• _The task_
Each record below should be repeated precisely as written.

• _Given information_
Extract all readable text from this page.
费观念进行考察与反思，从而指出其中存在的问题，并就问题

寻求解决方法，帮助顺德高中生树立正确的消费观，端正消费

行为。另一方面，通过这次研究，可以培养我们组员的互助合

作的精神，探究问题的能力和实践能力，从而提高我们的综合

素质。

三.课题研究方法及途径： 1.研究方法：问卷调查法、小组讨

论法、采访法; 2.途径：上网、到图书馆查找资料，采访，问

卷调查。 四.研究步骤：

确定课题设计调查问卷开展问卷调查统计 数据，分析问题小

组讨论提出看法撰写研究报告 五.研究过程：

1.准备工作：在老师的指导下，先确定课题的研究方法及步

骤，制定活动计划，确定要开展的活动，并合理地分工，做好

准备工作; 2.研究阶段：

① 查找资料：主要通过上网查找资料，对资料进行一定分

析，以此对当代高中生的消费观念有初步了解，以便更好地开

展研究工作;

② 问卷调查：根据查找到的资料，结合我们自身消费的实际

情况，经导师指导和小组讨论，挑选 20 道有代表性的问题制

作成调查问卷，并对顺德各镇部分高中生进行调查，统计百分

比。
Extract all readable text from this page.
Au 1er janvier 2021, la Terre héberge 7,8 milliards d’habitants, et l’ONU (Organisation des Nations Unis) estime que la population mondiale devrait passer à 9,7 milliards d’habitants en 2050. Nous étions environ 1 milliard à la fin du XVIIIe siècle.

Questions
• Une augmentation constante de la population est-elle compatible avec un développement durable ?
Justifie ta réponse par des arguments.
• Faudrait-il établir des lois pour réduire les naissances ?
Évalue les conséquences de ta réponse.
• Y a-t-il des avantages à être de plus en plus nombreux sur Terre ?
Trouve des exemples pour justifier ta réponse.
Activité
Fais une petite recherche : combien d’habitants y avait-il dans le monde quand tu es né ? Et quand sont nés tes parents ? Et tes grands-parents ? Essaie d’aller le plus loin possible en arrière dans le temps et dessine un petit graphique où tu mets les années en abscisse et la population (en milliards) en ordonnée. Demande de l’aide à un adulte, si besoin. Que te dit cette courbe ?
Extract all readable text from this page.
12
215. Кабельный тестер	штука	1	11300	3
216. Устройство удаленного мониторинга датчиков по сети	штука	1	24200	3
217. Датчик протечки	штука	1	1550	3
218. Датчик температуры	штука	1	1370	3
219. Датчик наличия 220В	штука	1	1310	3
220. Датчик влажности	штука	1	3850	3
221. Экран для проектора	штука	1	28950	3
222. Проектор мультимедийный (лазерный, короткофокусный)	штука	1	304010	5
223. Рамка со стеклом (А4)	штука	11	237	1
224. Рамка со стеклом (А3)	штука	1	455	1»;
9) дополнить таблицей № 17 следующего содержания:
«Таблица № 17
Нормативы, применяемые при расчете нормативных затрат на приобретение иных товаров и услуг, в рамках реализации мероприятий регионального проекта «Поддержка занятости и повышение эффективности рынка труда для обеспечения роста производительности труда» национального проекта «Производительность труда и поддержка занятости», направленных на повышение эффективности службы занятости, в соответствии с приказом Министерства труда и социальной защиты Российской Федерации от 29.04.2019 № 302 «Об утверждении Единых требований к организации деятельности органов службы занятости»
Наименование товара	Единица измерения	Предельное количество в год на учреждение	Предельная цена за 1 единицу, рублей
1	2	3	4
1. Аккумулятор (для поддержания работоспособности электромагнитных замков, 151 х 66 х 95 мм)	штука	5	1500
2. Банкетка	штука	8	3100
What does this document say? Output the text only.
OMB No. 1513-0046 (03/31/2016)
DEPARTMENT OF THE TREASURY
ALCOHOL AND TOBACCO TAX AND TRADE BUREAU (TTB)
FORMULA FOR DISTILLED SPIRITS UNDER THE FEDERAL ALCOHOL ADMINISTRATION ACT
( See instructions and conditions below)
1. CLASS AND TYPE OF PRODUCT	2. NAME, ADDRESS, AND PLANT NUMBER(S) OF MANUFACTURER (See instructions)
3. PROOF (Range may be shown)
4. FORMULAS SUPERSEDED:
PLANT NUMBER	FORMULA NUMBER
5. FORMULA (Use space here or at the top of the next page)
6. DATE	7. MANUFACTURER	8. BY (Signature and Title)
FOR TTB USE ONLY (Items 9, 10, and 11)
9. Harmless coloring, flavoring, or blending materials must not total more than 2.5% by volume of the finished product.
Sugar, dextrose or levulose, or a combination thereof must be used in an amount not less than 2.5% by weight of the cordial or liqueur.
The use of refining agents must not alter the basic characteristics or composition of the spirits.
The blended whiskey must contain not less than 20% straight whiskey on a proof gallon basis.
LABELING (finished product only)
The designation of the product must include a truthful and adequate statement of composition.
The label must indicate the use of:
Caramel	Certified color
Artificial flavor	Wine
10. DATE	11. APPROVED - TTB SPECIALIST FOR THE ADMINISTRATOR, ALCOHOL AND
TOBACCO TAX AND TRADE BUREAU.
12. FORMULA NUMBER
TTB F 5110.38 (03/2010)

• _Result of this task_
Extract all readable text from this page.
费观念进行考察与反思，从而指出其中存在的问题，并就问题

寻求解决方法，帮助顺德高中生树立正确的消费观，端正消费

行为。另一方面，通过这次研究，可以培养我们组员的互助合

作的精神，探究问题的能力和实践能力，从而提高我们的综合

素质。

三.课题研究方法及途径： 1.研究方法：问卷调查法、小组讨

论法、采访法; 2.途径：上网、到图书馆查找资料，采访，问

卷调查。 四.研究步骤：

确定课题设计调查问卷开展问卷调查统计 数据，分析问题小

组讨论提出看法撰写研究报告 五.研究过程：

1.准备工作：在老师的指导下，先确定课题的研究方法及步

骤，制定活动计划，确定要开展的活动，并合理地分工，做好

准备工作; 2.研究阶段：

① 查找资料：主要通过上网查找资料，对资料进行一定分

析，以此对当代高中生的消费观念有初步了解，以便更好地开

展研究工作;

② 问卷调查：根据查找到的资料，结合我们自身消费的实际

情况，经导师指导和小组讨论，挑选 20 道有代表性的问题制

作成调查问卷，并对顺德各镇部分高中生进行调查，统计百分

比。
Extract all readable text from this page.
Au 1er janvier 2021, la Terre héberge 7,8 milliards d’habitants, et l’ONU (Organisation des Nations Unis) estime que la population mondiale devrait passer à 9,7 milliards d’habitants en 2050. Nous étions environ 1 milliard à la fin du XVIIIe siècle.

Questions
• Une augmentation constante de la population est-elle compatible avec un développement durable ?
Justifie ta réponse par des arguments.
• Faudrait-il établir des lois pour réduire les naissances ?
Évalue les conséquences de ta réponse.
• Y a-t-il des avantages à être de plus en plus nombreux sur Terre ?
Trouve des exemples pour justifier ta réponse.
Activité
Fais une petite recherche : combien d’habitants y avait-il dans le monde quand tu es né ? Et quand sont nés tes parents ? Et tes grands-parents ? Essaie d’aller le plus loin possible en arrière dans le temps et dessine un petit graphique où tu mets les années en abscisse et la population (en milliards) en ordonnée. Demande de l’aide à un adulte, si besoin. Que te dit cette courbe ?
Extract all readable text from this page.
12
215. Кабельный тестер	штука	1	11300	3
216. Устройство удаленного мониторинга датчиков по сети	штука	1	24200	3
217. Датчик протечки	штука	1	1550	3
218. Датчик температуры	штука	1	1370	3
219. Датчик наличия 220В	штука	1	1310	3
220. Датчик влажности	штука	1	3850	3
221. Экран для проектора	штука	1	28950	3
222. Проектор мультимедийный (лазерный, короткофокусный)	штука	1	304010	5
223. Рамка со стеклом (А4)	штука	11	237	1
224. Рамка со стеклом (А3)	штука	1	455	1»;
9) дополнить таблицей № 17 следующего содержания:
«Таблица № 17
Нормативы, применяемые при расчете нормативных затрат на приобретение иных товаров и услуг, в рамках реализации мероприятий регионального проекта «Поддержка занятости и повышение эффективности рынка труда для обеспечения роста производительности труда» национального проекта «Производительность труда и поддержка занятости», направленных на повышение эффективности службы занятости, в соответствии с приказом Министерства труда и социальной защиты Российской Федерации от 29.04.2019 № 302 «Об утверждении Единых требований к организации деятельности органов службы занятости»
Наименование товара	Единица измерения	Предельное количество в год на учреждение	Предельная цена за 1 единицу, рублей
1	2	3	4
1. Аккумулятор (для поддержания работоспособности электромагнитных замков, 151 х 66 х 95 мм)	штука	5	1500
2. Банкетка	штука	8	3100
What does this document say? Output the text only.
OMB No. 1513-0046 (03/31/2016)
DEPARTMENT OF THE TREASURY
ALCOHOL AND TOBACCO TAX AND TRADE BUREAU (TTB)
FORMULA FOR DISTILLED SPIRITS UNDER THE FEDERAL ALCOHOL ADMINISTRATION ACT
( See instructions and conditions below)
1. CLASS AND TYPE OF PRODUCT	2. NAME, ADDRESS, AND PLANT NUMBER(S) OF MANUFACTURER (See instructions)
3. PROOF (Range may be shown)
4. FORMULAS SUPERSEDED:
PLANT NUMBER	FORMULA NUMBER
5. FORMULA (Use space here or at the top of the next page)
6. DATE	7. MANUFACTURER	8. BY (Signature and Title)
FOR TTB USE ONLY (Items 9, 10, and 11)
9. Harmless coloring, flavoring, or blending materials must not total more than 2.5% by volume of the finished product.
Sugar, dextrose or levulose, or a combination thereof must be used in an amount not less than 2.5% by weight of the cordial or liqueur.
The use of refining agents must not alter the basic characteristics or composition of the spirits.
The blended whiskey must contain not less than 20% straight whiskey on a proof gallon basis.
LABELING (finished product only)
The designation of the product must include a truthful and adequate statement of composition.
The label must indicate the use of:
Caramel	Certified color
Artificial flavor	Wine
10. DATE	11. APPROVED - TTB SPECIALIST FOR THE ADMINISTRATOR, ALCOHOL AND
TOBACCO TAX AND TRADE BUREAU.
12. FORMULA NUMBER
TTB F 5110.38 (03/2010)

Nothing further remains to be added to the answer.